**To do:** Draw out every line with the word "Slice" from the listing below.

begin

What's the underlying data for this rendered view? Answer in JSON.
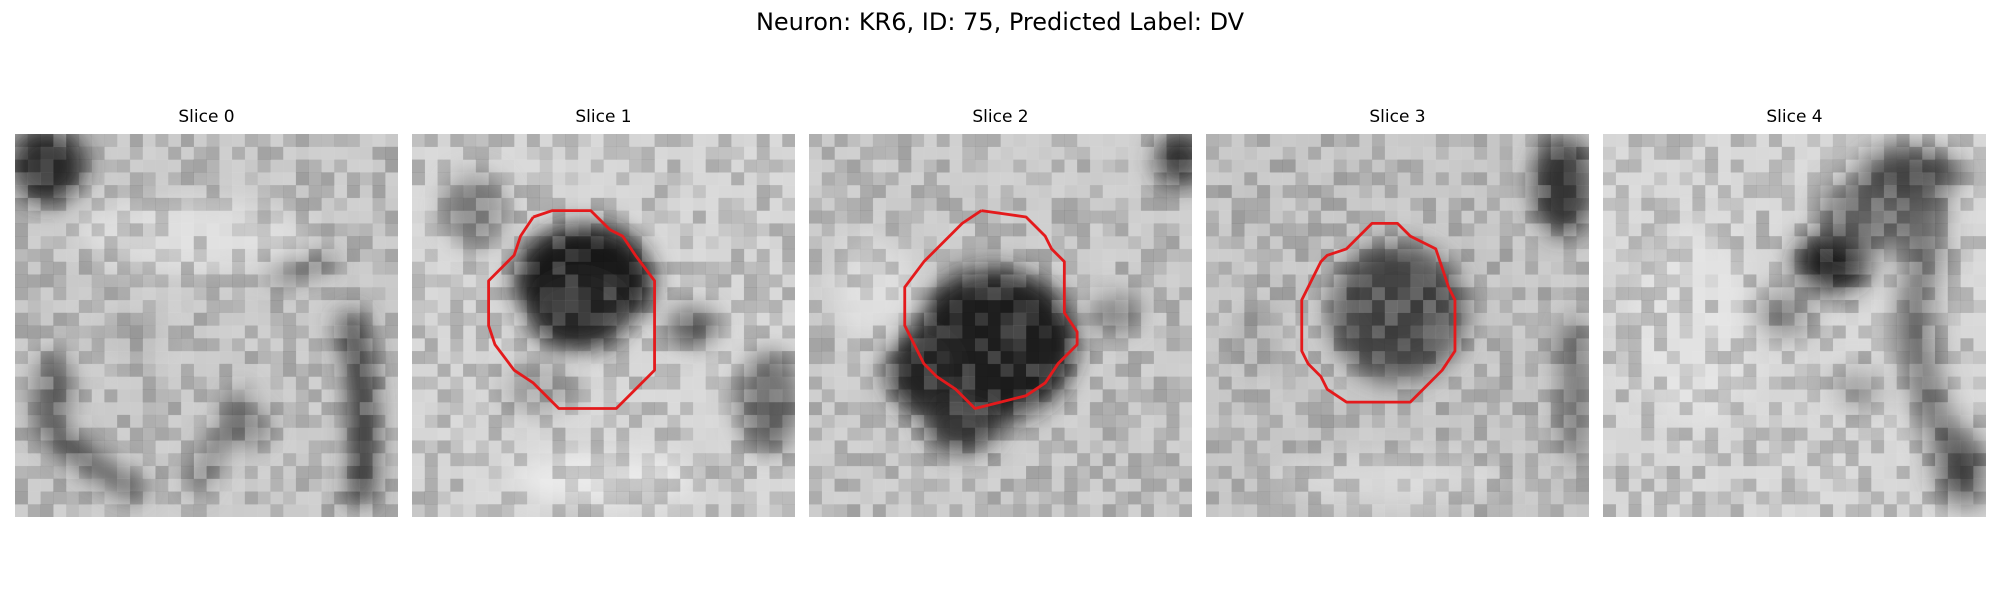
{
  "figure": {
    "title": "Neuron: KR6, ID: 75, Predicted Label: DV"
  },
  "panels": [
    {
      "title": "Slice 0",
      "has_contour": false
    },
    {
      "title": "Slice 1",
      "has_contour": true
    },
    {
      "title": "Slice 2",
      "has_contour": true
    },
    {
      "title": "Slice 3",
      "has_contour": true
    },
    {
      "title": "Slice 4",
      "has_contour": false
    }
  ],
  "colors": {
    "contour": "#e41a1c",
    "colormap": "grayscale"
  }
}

end
begin

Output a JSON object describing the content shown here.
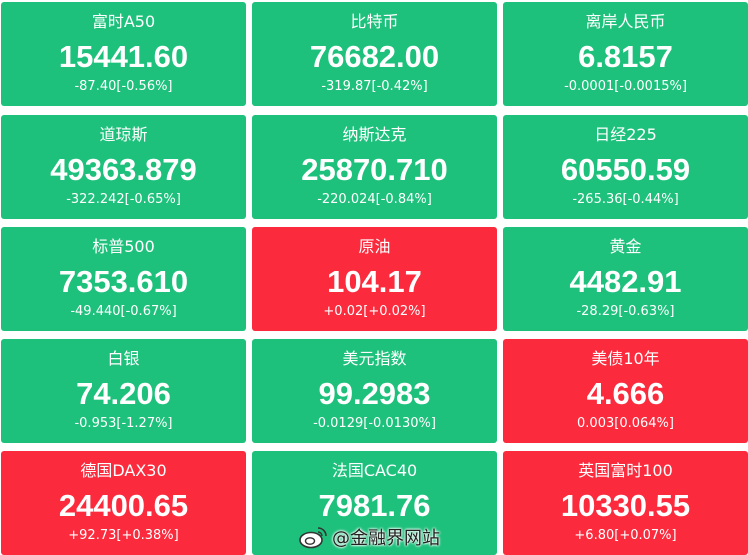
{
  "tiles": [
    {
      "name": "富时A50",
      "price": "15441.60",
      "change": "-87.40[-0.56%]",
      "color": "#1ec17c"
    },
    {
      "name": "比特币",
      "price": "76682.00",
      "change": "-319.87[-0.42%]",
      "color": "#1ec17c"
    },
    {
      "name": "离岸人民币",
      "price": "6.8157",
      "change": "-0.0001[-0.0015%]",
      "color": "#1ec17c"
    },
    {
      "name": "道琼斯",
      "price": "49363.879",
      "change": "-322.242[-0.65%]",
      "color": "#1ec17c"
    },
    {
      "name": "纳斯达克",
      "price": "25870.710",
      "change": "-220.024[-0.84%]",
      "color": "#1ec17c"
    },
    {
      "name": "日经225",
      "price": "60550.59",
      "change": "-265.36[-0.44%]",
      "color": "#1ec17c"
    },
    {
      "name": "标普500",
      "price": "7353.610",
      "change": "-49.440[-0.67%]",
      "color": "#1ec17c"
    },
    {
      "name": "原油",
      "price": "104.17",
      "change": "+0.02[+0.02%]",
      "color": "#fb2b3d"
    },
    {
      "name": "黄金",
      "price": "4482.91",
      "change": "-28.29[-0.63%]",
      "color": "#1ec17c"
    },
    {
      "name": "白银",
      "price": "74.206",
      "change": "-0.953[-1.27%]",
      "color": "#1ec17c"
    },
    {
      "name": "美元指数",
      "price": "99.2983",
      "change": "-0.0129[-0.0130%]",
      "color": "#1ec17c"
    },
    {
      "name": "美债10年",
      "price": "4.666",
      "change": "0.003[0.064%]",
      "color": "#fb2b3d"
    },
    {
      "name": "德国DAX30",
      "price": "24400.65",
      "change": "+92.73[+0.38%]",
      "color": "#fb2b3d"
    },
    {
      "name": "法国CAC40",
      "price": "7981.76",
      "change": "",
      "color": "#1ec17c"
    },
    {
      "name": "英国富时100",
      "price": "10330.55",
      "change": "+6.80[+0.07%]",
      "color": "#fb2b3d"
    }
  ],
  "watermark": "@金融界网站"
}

end

**Expected answer:**
      "title": "Slice 0",
      "title": "Slice 1",
      "title": "Slice 2",
      "title": "Slice 3",
      "title": "Slice 4",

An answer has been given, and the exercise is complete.